begin

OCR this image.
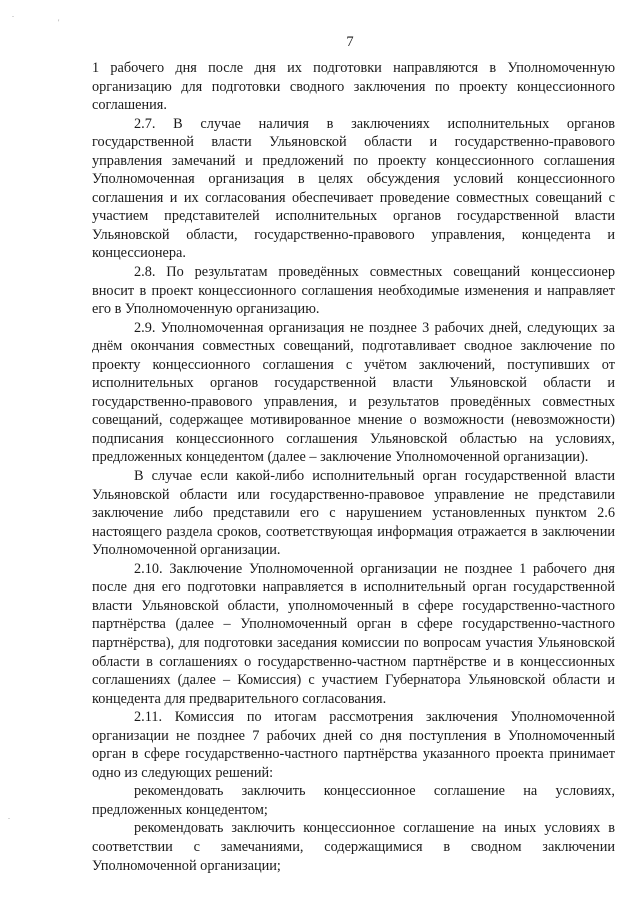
7
.
'
.

1 рабочего дня после дня их подготовки направляются в Уполномоченную организацию для подготовки сводного заключения по проекту концессионного соглашения.

2.7. В случае наличия в заключениях исполнительных органов государственной власти Ульяновской области и государственно-правового управления замечаний и предложений по проекту концессионного соглашения Уполномоченная организация в целях обсуждения условий концессионного соглашения и их согласования обеспечивает проведение совместных совещаний с участием представителей исполнительных органов государственной власти Ульяновской области, государственно-правового управления, концедента и концессионера.

2.8. По результатам проведённых совместных совещаний концессионер вносит в проект концессионного соглашения необходимые изменения и направляет его в Уполномоченную организацию.

2.9. Уполномоченная организация не позднее 3 рабочих дней, следующих за днём окончания совместных совещаний, подготавливает сводное заключение по проекту концессионного соглашения с учётом заключений, поступивших от исполнительных органов государственной власти Ульяновской области и государственно-правового управления, и результатов проведённых совместных совещаний, содержащее мотивированное мнение о возможности (невозможности) подписания концессионного соглашения Ульяновской областью на условиях, предложенных концедентом (далее – заключение Уполномоченной организации).

В случае если какой-либо исполнительный орган государственной власти Ульяновской области или государственно-правовое управление не представили заключение либо представили его с нарушением установленных пунктом 2.6 настоящего раздела сроков, соответствующая информация отражается в заключении Уполномоченной организации.

2.10. Заключение Уполномоченной организации не позднее 1 рабочего дня после дня его подготовки направляется в исполнительный орган государственной власти Ульяновской области, уполномоченный в сфере государственно-частного партнёрства (далее – Уполномоченный орган в сфере государственно-частного партнёрства), для подготовки заседания комиссии по вопросам участия Ульяновской области в соглашениях о государственно-частном партнёрстве и в концессионных соглашениях (далее – Комиссия) с участием Губернатора Ульяновской области и концедента для предварительного согласования.

2.11. Комиссия по итогам рассмотрения заключения Уполномоченной организации не позднее 7 рабочих дней со дня поступления в Уполномоченный орган в сфере государственно-частного партнёрства указанного проекта принимает одно из следующих решений:

рекомендовать заключить концессионное соглашение на условиях, предложенных концедентом;

рекомендовать заключить концессионное соглашение на иных условиях в соответствии с замечаниями, содержащимися в сводном заключении Уполномоченной организации;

end

> Given problem: Gather, from the listing above, every line carrying the word "проведённых".

> Output of the task:
2.8. По результатам проведённых совместных совещаний концессионер вносит в проект концессионного соглашения необходимые изменения и направляет его в Уполномоченную организацию.
2.9. Уполномоченная организация не позднее 3 рабочих дней, следующих за днём окончания совместных совещаний, подготавливает сводное заключение по проекту концессионного соглашения с учётом заключений, поступивших от исполнительных органов государственной власти Ульяновской области и государственно-правового управления, и результатов проведённых совместных совещаний, содержащее мотивированное мнение о возможности (невозможности) подписания концессионного соглашения Ульяновской областью на условиях, предложенных концедентом (далее – заключение Уполномоченной организации).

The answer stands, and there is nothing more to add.